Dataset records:
-*-*-
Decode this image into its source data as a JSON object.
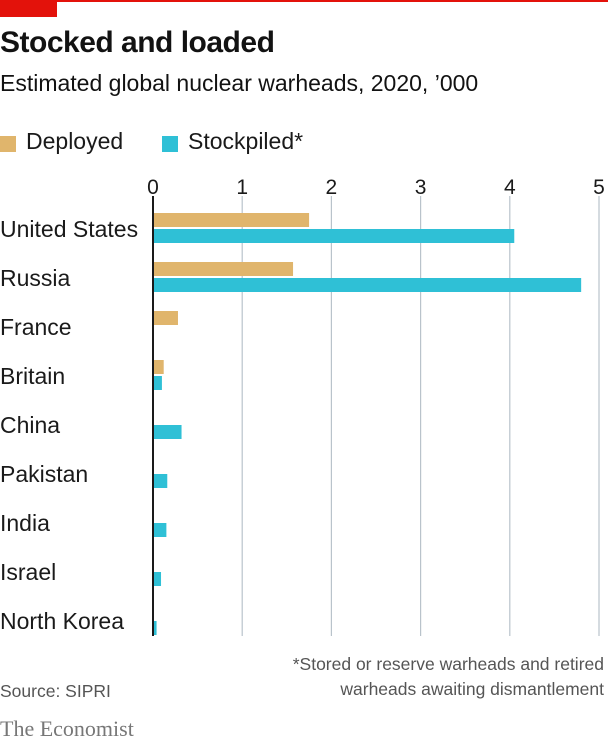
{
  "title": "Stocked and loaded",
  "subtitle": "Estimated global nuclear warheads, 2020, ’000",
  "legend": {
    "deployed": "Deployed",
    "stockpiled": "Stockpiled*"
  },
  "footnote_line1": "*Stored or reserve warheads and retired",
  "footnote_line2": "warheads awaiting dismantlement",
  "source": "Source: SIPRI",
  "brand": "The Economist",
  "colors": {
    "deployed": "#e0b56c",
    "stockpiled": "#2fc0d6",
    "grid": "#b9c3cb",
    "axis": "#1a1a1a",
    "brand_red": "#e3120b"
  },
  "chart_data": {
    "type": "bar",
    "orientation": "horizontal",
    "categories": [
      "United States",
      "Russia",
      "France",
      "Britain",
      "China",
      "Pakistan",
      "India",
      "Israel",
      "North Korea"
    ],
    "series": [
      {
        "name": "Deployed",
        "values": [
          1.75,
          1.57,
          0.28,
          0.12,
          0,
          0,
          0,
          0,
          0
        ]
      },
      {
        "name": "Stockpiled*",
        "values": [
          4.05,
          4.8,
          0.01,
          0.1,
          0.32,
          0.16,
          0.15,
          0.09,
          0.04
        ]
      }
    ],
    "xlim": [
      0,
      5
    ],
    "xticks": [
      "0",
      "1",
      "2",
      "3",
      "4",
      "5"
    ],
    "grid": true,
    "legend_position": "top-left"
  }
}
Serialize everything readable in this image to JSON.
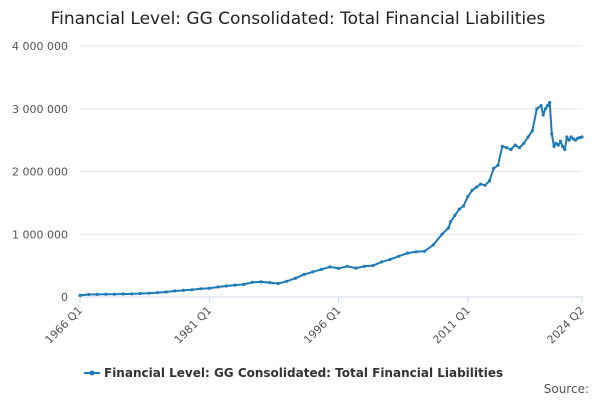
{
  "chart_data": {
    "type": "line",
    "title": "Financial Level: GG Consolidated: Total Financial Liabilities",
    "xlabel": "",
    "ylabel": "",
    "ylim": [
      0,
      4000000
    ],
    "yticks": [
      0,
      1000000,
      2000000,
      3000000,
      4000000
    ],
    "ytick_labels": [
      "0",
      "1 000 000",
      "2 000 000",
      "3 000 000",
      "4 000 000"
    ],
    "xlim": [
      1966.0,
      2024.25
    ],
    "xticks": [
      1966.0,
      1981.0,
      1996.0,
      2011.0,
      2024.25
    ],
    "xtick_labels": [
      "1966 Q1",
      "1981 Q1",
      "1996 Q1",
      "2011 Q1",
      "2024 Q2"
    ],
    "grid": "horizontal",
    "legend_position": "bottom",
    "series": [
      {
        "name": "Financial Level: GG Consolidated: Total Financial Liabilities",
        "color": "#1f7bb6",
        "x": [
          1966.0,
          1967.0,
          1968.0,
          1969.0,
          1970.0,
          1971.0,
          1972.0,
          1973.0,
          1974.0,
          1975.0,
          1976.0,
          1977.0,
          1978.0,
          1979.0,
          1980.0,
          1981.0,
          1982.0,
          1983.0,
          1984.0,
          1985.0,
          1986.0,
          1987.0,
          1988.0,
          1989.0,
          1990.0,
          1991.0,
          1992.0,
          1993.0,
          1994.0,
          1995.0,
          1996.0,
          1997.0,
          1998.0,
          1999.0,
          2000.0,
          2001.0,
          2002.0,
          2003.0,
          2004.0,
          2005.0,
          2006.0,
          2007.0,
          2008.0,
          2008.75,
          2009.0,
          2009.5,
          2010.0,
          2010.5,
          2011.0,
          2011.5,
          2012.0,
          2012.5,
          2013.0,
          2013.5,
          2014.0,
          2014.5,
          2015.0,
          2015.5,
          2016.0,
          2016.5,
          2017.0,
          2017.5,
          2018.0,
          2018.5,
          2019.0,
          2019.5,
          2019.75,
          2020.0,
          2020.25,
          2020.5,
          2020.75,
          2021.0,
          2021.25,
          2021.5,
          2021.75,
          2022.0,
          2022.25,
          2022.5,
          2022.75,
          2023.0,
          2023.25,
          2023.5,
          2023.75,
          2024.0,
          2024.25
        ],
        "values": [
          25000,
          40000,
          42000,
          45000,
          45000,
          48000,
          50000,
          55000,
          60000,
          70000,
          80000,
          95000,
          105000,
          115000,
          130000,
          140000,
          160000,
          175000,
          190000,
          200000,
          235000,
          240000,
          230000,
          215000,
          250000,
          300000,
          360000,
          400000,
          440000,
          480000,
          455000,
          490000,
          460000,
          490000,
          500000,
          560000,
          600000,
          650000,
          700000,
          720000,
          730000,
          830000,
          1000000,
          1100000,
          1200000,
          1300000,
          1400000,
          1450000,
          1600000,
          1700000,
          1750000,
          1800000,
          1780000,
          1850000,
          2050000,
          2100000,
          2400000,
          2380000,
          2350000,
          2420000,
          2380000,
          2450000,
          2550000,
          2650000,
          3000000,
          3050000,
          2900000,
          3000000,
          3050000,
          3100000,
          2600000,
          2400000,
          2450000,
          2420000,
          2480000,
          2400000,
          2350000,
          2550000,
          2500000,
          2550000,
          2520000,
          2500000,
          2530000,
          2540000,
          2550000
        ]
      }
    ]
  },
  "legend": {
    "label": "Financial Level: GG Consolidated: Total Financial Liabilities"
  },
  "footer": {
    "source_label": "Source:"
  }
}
-*-*-
#### What you need to do
Strip out the pictures and quote the remaining data word for word.

#### Correct answer
Decode this image into its source data as a JSON object.
{
  "title": "Stocked and loaded",
  "subtitle": "Estimated global nuclear warheads, 2020, ’000",
  "legend": {
    "deployed": "Deployed",
    "stockpiled": "Stockpiled*"
  },
  "footnote_line1": "*Stored or reserve warheads and retired",
  "footnote_line2": "warheads awaiting dismantlement",
  "source": "Source: SIPRI",
  "brand": "The Economist",
  "colors": {
    "deployed": "#e0b56c",
    "stockpiled": "#2fc0d6",
    "grid": "#b9c3cb",
    "axis": "#1a1a1a",
    "brand_red": "#e3120b"
  },
  "chart_data": {
    "type": "bar",
    "orientation": "horizontal",
    "categories": [
      "United States",
      "Russia",
      "France",
      "Britain",
      "China",
      "Pakistan",
      "India",
      "Israel",
      "North Korea"
    ],
    "series": [
      {
        "name": "Deployed",
        "values": [
          1.75,
          1.57,
          0.28,
          0.12,
          0,
          0,
          0,
          0,
          0
        ]
      },
      {
        "name": "Stockpiled*",
        "values": [
          4.05,
          4.8,
          0.01,
          0.1,
          0.32,
          0.16,
          0.15,
          0.09,
          0.04
        ]
      }
    ],
    "xlim": [
      0,
      5
    ],
    "xticks": [
      "0",
      "1",
      "2",
      "3",
      "4",
      "5"
    ],
    "grid": true,
    "legend_position": "top-left"
  }
}
Serialize everything readable in this image to JSON.
{
  "chart_data": {
    "type": "line",
    "title": "Financial Level: GG Consolidated: Total Financial Liabilities",
    "xlabel": "",
    "ylabel": "",
    "ylim": [
      0,
      4000000
    ],
    "yticks": [
      0,
      1000000,
      2000000,
      3000000,
      4000000
    ],
    "ytick_labels": [
      "0",
      "1 000 000",
      "2 000 000",
      "3 000 000",
      "4 000 000"
    ],
    "xlim": [
      1966.0,
      2024.25
    ],
    "xticks": [
      1966.0,
      1981.0,
      1996.0,
      2011.0,
      2024.25
    ],
    "xtick_labels": [
      "1966 Q1",
      "1981 Q1",
      "1996 Q1",
      "2011 Q1",
      "2024 Q2"
    ],
    "grid": "horizontal",
    "legend_position": "bottom",
    "series": [
      {
        "name": "Financial Level: GG Consolidated: Total Financial Liabilities",
        "color": "#1f7bb6",
        "x": [
          1966.0,
          1967.0,
          1968.0,
          1969.0,
          1970.0,
          1971.0,
          1972.0,
          1973.0,
          1974.0,
          1975.0,
          1976.0,
          1977.0,
          1978.0,
          1979.0,
          1980.0,
          1981.0,
          1982.0,
          1983.0,
          1984.0,
          1985.0,
          1986.0,
          1987.0,
          1988.0,
          1989.0,
          1990.0,
          1991.0,
          1992.0,
          1993.0,
          1994.0,
          1995.0,
          1996.0,
          1997.0,
          1998.0,
          1999.0,
          2000.0,
          2001.0,
          2002.0,
          2003.0,
          2004.0,
          2005.0,
          2006.0,
          2007.0,
          2008.0,
          2008.75,
          2009.0,
          2009.5,
          2010.0,
          2010.5,
          2011.0,
          2011.5,
          2012.0,
          2012.5,
          2013.0,
          2013.5,
          2014.0,
          2014.5,
          2015.0,
          2015.5,
          2016.0,
          2016.5,
          2017.0,
          2017.5,
          2018.0,
          2018.5,
          2019.0,
          2019.5,
          2019.75,
          2020.0,
          2020.25,
          2020.5,
          2020.75,
          2021.0,
          2021.25,
          2021.5,
          2021.75,
          2022.0,
          2022.25,
          2022.5,
          2022.75,
          2023.0,
          2023.25,
          2023.5,
          2023.75,
          2024.0,
          2024.25
        ],
        "values": [
          25000,
          40000,
          42000,
          45000,
          45000,
          48000,
          50000,
          55000,
          60000,
          70000,
          80000,
          95000,
          105000,
          115000,
          130000,
          140000,
          160000,
          175000,
          190000,
          200000,
          235000,
          240000,
          230000,
          215000,
          250000,
          300000,
          360000,
          400000,
          440000,
          480000,
          455000,
          490000,
          460000,
          490000,
          500000,
          560000,
          600000,
          650000,
          700000,
          720000,
          730000,
          830000,
          1000000,
          1100000,
          1200000,
          1300000,
          1400000,
          1450000,
          1600000,
          1700000,
          1750000,
          1800000,
          1780000,
          1850000,
          2050000,
          2100000,
          2400000,
          2380000,
          2350000,
          2420000,
          2380000,
          2450000,
          2550000,
          2650000,
          3000000,
          3050000,
          2900000,
          3000000,
          3050000,
          3100000,
          2600000,
          2400000,
          2450000,
          2420000,
          2480000,
          2400000,
          2350000,
          2550000,
          2500000,
          2550000,
          2520000,
          2500000,
          2530000,
          2540000,
          2550000
        ]
      }
    ]
  },
  "legend": {
    "label": "Financial Level: GG Consolidated: Total Financial Liabilities"
  },
  "footer": {
    "source_label": "Source:"
  }
}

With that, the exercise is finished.